GIVEN INSTRUCTION:
Return each line containing the string "燃料消耗量B".

══ MATERIAL TO PROCESS

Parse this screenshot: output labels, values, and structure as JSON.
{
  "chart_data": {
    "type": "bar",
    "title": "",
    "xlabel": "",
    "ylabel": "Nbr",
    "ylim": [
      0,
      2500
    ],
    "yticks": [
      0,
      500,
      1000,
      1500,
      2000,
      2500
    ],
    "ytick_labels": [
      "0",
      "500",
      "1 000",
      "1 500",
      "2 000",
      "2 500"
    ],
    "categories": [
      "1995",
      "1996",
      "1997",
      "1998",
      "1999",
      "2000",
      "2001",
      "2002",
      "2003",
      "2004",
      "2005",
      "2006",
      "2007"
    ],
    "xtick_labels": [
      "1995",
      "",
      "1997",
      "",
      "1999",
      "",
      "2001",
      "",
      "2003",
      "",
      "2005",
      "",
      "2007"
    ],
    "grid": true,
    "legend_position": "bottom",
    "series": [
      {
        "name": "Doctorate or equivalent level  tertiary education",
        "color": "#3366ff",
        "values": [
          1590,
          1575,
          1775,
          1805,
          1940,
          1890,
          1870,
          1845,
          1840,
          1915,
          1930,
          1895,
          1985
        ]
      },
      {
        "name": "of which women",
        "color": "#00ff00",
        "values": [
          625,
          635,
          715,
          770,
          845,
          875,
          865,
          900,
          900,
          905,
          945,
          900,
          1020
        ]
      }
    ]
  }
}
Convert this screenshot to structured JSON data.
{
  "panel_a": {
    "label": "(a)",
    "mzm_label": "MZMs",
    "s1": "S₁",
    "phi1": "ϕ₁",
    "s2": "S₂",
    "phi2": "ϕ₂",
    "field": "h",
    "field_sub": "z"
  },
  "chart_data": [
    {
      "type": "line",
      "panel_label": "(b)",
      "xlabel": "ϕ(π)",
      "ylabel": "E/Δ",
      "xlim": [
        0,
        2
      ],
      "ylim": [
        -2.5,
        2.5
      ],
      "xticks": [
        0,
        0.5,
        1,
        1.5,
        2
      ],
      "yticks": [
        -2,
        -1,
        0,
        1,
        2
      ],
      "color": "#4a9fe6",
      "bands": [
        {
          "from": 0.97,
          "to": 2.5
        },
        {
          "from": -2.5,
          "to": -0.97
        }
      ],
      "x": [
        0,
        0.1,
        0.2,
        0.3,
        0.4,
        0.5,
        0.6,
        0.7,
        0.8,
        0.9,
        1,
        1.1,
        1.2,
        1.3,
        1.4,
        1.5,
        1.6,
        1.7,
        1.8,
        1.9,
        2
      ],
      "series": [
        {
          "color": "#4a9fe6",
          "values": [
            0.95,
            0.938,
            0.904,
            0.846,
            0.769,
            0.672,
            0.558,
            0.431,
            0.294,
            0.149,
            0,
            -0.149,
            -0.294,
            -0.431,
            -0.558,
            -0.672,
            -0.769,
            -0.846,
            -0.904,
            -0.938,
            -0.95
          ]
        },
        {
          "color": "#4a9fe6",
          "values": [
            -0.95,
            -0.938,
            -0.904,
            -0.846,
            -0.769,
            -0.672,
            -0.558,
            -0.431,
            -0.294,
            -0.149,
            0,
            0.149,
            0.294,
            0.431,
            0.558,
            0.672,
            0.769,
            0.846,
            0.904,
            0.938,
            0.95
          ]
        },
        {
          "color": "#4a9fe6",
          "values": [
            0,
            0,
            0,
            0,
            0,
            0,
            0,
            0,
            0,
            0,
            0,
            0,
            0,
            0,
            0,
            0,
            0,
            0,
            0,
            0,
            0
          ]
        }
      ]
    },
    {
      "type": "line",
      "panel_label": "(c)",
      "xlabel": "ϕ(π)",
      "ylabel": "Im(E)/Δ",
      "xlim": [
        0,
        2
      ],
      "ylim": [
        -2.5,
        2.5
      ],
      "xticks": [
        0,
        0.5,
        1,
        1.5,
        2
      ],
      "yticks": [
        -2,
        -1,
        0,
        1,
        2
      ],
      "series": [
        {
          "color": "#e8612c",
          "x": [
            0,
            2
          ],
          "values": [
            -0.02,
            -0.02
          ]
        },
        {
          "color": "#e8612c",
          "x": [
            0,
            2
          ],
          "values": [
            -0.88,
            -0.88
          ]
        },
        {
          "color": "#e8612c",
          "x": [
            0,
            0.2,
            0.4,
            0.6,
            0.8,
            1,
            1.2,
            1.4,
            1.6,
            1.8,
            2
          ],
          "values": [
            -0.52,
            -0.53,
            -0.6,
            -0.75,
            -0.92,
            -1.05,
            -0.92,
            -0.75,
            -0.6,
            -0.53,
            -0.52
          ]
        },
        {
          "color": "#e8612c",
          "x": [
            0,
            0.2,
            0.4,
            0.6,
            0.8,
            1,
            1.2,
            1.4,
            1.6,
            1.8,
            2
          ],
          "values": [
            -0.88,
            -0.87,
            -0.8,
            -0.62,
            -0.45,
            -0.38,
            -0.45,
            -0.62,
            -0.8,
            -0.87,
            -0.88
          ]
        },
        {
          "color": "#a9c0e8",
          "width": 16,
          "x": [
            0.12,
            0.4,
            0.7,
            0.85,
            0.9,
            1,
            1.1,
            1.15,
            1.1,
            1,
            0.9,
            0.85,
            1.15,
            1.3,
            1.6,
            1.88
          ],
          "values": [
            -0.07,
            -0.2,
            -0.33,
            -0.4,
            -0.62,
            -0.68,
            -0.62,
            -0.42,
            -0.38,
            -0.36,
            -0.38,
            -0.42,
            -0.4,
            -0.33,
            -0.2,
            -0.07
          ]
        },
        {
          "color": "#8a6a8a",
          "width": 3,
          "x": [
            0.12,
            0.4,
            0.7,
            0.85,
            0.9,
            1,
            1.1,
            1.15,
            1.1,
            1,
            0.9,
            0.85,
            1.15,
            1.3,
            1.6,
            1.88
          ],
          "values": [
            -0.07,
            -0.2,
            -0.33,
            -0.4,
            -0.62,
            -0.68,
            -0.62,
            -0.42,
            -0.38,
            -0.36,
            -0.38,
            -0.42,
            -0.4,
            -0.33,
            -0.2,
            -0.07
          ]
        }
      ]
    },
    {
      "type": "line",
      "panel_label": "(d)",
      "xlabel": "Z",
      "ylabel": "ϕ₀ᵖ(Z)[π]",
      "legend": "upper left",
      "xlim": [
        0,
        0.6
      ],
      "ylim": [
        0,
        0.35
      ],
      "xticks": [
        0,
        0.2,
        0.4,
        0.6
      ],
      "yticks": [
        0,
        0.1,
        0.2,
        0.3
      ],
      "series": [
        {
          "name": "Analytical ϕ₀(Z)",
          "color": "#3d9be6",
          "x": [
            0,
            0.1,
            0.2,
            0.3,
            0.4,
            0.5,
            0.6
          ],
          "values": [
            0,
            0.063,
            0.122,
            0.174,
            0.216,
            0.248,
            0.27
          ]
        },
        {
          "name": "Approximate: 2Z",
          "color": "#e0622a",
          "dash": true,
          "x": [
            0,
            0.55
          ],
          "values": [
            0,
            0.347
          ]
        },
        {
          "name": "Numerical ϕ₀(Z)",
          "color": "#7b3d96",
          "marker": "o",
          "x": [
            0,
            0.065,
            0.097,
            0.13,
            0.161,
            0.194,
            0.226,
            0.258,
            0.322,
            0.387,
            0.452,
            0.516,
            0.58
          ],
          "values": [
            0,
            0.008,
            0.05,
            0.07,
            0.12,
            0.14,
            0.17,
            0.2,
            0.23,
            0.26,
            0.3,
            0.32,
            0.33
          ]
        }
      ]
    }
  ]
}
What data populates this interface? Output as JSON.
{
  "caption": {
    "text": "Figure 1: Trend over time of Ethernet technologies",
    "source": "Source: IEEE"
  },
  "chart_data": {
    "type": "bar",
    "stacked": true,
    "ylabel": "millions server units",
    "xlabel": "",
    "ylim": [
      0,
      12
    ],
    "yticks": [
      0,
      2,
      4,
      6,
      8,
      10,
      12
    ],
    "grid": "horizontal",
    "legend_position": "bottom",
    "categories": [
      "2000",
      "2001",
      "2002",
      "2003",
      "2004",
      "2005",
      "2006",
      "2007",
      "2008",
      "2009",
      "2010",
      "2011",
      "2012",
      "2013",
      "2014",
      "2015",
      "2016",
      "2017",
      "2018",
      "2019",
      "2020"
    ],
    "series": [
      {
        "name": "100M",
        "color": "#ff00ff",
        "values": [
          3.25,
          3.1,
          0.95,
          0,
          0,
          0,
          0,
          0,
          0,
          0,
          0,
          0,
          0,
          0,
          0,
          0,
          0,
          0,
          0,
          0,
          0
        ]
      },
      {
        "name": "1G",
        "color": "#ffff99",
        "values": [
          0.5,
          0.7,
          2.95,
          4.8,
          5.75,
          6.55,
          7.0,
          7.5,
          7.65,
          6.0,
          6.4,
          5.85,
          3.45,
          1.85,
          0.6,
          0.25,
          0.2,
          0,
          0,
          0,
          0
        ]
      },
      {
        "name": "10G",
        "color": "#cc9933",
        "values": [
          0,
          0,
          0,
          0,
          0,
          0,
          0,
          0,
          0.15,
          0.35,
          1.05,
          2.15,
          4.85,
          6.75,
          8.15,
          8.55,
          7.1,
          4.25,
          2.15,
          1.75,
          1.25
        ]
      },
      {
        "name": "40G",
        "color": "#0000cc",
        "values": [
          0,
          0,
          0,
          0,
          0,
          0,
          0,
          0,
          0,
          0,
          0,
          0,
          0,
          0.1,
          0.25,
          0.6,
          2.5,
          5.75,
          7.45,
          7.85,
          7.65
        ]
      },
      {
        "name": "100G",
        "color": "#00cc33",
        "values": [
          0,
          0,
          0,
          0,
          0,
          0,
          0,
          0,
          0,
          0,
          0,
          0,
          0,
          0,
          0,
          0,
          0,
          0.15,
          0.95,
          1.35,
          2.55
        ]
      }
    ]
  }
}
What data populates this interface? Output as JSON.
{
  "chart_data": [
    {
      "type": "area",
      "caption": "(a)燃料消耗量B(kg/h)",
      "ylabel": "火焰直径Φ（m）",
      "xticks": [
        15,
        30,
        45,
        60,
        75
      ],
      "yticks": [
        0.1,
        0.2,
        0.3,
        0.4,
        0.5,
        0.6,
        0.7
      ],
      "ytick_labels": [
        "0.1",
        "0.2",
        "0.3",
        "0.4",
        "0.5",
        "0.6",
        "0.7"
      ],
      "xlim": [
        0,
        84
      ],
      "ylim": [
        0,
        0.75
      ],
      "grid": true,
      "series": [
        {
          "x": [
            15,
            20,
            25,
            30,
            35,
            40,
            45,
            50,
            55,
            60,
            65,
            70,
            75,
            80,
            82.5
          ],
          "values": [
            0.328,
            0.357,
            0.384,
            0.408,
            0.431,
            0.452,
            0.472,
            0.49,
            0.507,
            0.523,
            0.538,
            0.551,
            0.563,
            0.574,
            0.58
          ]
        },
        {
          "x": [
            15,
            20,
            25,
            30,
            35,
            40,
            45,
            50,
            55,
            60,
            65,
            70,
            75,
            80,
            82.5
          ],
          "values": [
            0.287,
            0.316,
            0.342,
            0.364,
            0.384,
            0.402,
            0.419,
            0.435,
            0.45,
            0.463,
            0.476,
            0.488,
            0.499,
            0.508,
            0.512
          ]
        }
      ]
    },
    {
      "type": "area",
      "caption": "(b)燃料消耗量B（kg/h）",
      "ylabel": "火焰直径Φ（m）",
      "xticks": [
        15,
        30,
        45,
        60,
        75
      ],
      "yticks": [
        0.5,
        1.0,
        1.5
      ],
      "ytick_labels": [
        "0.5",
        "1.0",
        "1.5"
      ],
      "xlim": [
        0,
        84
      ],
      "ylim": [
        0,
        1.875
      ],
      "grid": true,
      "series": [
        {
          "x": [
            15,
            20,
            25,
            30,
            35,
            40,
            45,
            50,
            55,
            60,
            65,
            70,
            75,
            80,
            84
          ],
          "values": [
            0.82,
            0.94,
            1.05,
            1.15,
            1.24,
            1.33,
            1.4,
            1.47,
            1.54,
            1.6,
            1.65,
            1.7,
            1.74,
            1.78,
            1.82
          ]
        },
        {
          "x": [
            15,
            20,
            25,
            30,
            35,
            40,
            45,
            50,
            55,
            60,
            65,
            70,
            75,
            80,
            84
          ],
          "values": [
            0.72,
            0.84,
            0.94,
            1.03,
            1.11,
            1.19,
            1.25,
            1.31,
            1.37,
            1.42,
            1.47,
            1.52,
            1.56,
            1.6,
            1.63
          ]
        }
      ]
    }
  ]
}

════

ANSWER FOR THIS EXERCISE:
      "caption": "(a)燃料消耗量B(kg/h)",
      "caption": "(b)燃料消耗量B（kg/h）",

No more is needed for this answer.